- Required work: Could you output each line of the data that follows exactly?

- Supplied material:
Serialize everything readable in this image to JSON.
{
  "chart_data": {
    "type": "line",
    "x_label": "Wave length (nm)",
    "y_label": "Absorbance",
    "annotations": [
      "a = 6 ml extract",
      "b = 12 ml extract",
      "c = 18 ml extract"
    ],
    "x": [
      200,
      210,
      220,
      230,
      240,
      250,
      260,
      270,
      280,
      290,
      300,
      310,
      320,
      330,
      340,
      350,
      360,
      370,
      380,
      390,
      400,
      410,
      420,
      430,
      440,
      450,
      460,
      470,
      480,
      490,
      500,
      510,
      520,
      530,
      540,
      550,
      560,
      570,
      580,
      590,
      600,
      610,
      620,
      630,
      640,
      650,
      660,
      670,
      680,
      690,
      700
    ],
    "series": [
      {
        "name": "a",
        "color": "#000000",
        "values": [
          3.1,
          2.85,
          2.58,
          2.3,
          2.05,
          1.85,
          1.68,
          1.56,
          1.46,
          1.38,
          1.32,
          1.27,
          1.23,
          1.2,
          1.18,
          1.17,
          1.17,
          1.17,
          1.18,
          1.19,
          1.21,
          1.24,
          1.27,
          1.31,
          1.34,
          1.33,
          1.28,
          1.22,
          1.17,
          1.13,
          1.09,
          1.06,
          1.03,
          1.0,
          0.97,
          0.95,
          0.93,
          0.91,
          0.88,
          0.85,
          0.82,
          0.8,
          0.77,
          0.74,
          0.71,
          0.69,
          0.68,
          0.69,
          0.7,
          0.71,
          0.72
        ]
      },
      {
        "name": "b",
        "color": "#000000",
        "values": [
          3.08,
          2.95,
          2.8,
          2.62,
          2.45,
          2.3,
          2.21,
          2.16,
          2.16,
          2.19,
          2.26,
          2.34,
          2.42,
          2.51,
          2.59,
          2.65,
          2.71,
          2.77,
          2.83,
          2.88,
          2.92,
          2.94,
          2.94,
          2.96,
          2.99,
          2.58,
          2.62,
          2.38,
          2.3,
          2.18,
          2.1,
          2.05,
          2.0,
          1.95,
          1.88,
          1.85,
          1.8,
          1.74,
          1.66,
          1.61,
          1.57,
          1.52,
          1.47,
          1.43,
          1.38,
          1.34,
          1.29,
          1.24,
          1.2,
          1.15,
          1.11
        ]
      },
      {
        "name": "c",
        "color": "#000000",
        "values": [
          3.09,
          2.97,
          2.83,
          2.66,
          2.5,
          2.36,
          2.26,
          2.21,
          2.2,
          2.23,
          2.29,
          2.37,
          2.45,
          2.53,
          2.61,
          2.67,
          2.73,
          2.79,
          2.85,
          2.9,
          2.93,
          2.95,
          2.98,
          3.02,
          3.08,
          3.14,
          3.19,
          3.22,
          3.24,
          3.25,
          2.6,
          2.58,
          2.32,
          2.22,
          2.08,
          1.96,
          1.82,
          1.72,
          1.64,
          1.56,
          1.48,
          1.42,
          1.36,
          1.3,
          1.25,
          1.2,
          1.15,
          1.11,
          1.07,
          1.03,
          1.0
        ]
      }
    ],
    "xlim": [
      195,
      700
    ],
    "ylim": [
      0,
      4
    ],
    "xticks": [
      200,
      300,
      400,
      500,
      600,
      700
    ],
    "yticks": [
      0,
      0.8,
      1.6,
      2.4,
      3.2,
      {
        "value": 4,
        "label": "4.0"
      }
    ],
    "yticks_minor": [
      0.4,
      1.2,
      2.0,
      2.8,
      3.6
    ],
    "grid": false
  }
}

- Response to this exercise:
Serialize everything readable in this image to JSON.
{
  "chart_data": {
    "type": "line",
    "x_label": "Wave length (nm)",
    "y_label": "Absorbance",
    "annotations": [
      "a = 6 ml extract",
      "b = 12 ml extract",
      "c = 18 ml extract"
    ],
    "x": [
      200,
      210,
      220,
      230,
      240,
      250,
      260,
      270,
      280,
      290,
      300,
      310,
      320,
      330,
      340,
      350,
      360,
      370,
      380,
      390,
      400,
      410,
      420,
      430,
      440,
      450,
      460,
      470,
      480,
      490,
      500,
      510,
      520,
      530,
      540,
      550,
      560,
      570,
      580,
      590,
      600,
      610,
      620,
      630,
      640,
      650,
      660,
      670,
      680,
      690,
      700
    ],
    "series": [
      {
        "name": "a",
        "color": "#000000",
        "values": [
          3.1,
          2.85,
          2.58,
          2.3,
          2.05,
          1.85,
          1.68,
          1.56,
          1.46,
          1.38,
          1.32,
          1.27,
          1.23,
          1.2,
          1.18,
          1.17,
          1.17,
          1.17,
          1.18,
          1.19,
          1.21,
          1.24,
          1.27,
          1.31,
          1.34,
          1.33,
          1.28,
          1.22,
          1.17,
          1.13,
          1.09,
          1.06,
          1.03,
          1.0,
          0.97,
          0.95,
          0.93,
          0.91,
          0.88,
          0.85,
          0.82,
          0.8,
          0.77,
          0.74,
          0.71,
          0.69,
          0.68,
          0.69,
          0.7,
          0.71,
          0.72
        ]
      },
      {
        "name": "b",
        "color": "#000000",
        "values": [
          3.08,
          2.95,
          2.8,
          2.62,
          2.45,
          2.3,
          2.21,
          2.16,
          2.16,
          2.19,
          2.26,
          2.34,
          2.42,
          2.51,
          2.59,
          2.65,
          2.71,
          2.77,
          2.83,
          2.88,
          2.92,
          2.94,
          2.94,
          2.96,
          2.99,
          2.58,
          2.62,
          2.38,
          2.3,
          2.18,
          2.1,
          2.05,
          2.0,
          1.95,
          1.88,
          1.85,
          1.8,
          1.74,
          1.66,
          1.61,
          1.57,
          1.52,
          1.47,
          1.43,
          1.38,
          1.34,
          1.29,
          1.24,
          1.2,
          1.15,
          1.11
        ]
      },
      {
        "name": "c",
        "color": "#000000",
        "values": [
          3.09,
          2.97,
          2.83,
          2.66,
          2.5,
          2.36,
          2.26,
          2.21,
          2.2,
          2.23,
          2.29,
          2.37,
          2.45,
          2.53,
          2.61,
          2.67,
          2.73,
          2.79,
          2.85,
          2.9,
          2.93,
          2.95,
          2.98,
          3.02,
          3.08,
          3.14,
          3.19,
          3.22,
          3.24,
          3.25,
          2.6,
          2.58,
          2.32,
          2.22,
          2.08,
          1.96,
          1.82,
          1.72,
          1.64,
          1.56,
          1.48,
          1.42,
          1.36,
          1.3,
          1.25,
          1.2,
          1.15,
          1.11,
          1.07,
          1.03,
          1.0
        ]
      }
    ],
    "xlim": [
      195,
      700
    ],
    "ylim": [
      0,
      4
    ],
    "xticks": [
      200,
      300,
      400,
      500,
      600,
      700
    ],
    "yticks": [
      0,
      0.8,
      1.6,
      2.4,
      3.2,
      {
        "value": 4,
        "label": "4.0"
      }
    ],
    "yticks_minor": [
      0.4,
      1.2,
      2.0,
      2.8,
      3.6
    ],
    "grid": false
  }
}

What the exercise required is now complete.